JAKARTA, fornews.co – Persoalan krisis air yang terus menjadi ancaman serius dan nyata, membuat Badan Meteorologi, Klimatologi, dan Geofisika (BMKG) mendorong World Water Forum (WWF) mencari solusi bersama.
Terlebih, pada 18 hingga 25 Mei mendatang, bakal ada momen pertemuan WWF ke-10 yang digelar di Bali.
Menurut Kepala BMGK, Dwikorita, untuk mewujudkan keadilan, ketersedian dan kualitas terhadap air saat ini masih belum dipandang adil secara global ataupun regional.
“Hal inilah yang harus didorong untuk dibahas nanti. Langkah-langkah apa saja yang harus dilakukan secara kolaboratif,” ujar dia padam Forum Merdeka Barat 9 (FMB) bertajuk Kolaborasi Tangguh Atasi Tantangan Perubahan Iklim, di Jakarta, Senin (01/04/2024).
Dwikoranita mengatakan, salah satu penyebab utama krisis air adalah terus meningkatnya emisi gas rumah kaca yang berdampak pada peningkatan laju kenaikan suhu udara.
“Akibatnya, proses pemanasan global terus berlanjut dan berdampak pada fenomena perubahan iklim yang dapat memicu krisis air, pangan dan bahkan energi,” kata dia.
Kemudian, ungkap Dwikoranita, meningkatnya frekuensi, intensitas dan durasi kejadian bencana hidrometeorologi juga jadi persoalan. Data dari World Meteorological Organization (WMO) yang dikumpulkan dari pengamatan di 193 negara, BMKG memproyeksikan beberapa tahun ke depan akan terjadi hotspot air atau daerah kekeringan di berbagai negara.
“Artinya akan banyak tempat yang mengalami kekeringan. Ini bisa terjadi, baik di negara maju maupun berkembang. Baik Amerika, Afrika, dan negara lainnya sama saja (terdampak),” kata dia.

◆ **Instruksi Tertulis 1**: Tuliskan kembali tanpa perubahan bagian artikel tentang krisis air yang dimulai pada kata-kata "JAKARTA, fornews.co –" dan berakhir setelah kata-kata "kenaikan suhu udara.".
◆ **Instruksi Tertulis 2**: Kutip apa adanya baris-baris data mulai dari baris pertama data hingga baris yang memuat "labels: Extract (326, 566, 368, 582)", termasuk baris tersebut.

◆ **Baris Data**:
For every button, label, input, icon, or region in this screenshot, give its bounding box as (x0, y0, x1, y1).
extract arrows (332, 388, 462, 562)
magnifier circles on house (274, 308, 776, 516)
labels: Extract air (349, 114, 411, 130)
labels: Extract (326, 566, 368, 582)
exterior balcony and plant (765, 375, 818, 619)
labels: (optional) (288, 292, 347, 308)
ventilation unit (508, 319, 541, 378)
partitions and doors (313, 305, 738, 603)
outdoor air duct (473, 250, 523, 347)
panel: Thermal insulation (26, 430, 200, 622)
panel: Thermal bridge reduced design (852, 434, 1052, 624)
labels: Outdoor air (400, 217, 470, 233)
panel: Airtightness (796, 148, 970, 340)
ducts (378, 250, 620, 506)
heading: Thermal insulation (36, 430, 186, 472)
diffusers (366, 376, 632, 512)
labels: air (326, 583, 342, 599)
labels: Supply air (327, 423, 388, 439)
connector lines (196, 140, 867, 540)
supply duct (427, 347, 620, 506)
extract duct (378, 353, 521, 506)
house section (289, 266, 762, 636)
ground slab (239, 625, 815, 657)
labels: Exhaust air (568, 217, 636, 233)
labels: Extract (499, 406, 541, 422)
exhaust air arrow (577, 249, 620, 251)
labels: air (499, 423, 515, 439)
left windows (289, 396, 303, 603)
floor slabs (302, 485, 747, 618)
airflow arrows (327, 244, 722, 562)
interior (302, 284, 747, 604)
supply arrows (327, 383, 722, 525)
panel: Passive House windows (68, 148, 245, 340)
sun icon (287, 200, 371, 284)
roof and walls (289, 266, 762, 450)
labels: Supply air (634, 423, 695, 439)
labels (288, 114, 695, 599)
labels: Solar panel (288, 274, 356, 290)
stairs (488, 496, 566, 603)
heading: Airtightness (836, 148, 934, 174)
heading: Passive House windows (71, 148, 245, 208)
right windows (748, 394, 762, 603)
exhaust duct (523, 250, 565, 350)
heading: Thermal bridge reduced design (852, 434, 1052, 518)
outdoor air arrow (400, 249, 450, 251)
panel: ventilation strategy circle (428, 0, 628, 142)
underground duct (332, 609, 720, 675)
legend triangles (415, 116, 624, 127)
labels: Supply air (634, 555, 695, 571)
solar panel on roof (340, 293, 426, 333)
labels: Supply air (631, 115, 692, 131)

◆ **Hasil Latihan 1**:
JAKARTA, fornews.co – Persoalan krisis air yang terus menjadi ancaman serius dan nyata, membuat Badan Meteorologi, Klimatologi, dan Geofisika (BMKG) mendorong World Water Forum (WWF) mencari solusi bersama.
Terlebih, pada 18 hingga 25 Mei mendatang, bakal ada momen pertemuan WWF ke-10 yang digelar di Bali.
Menurut Kepala BMGK, Dwikorita, untuk mewujudkan keadilan, ketersedian dan kualitas terhadap air saat ini masih belum dipandang adil secara global ataupun regional.
“Hal inilah yang harus didorong untuk dibahas nanti. Langkah-langkah apa saja yang harus dilakukan secara kolaboratif,” ujar dia padam Forum Merdeka Barat 9 (FMB) bertajuk Kolaborasi Tangguh Atasi Tantangan Perubahan Iklim, di Jakarta, Senin (01/04/2024).
Dwikoranita mengatakan, salah satu penyebab utama krisis air adalah terus meningkatnya emisi gas rumah kaca yang berdampak pada peningkatan laju kenaikan suhu udara.

◆ **Hasil Latihan 2**:
For every button, label, input, icon, or region in this screenshot, give its bounding box as (x0, y0, x1, y1).
extract arrows (332, 388, 462, 562)
magnifier circles on house (274, 308, 776, 516)
labels: Extract air (349, 114, 411, 130)
labels: Extract (326, 566, 368, 582)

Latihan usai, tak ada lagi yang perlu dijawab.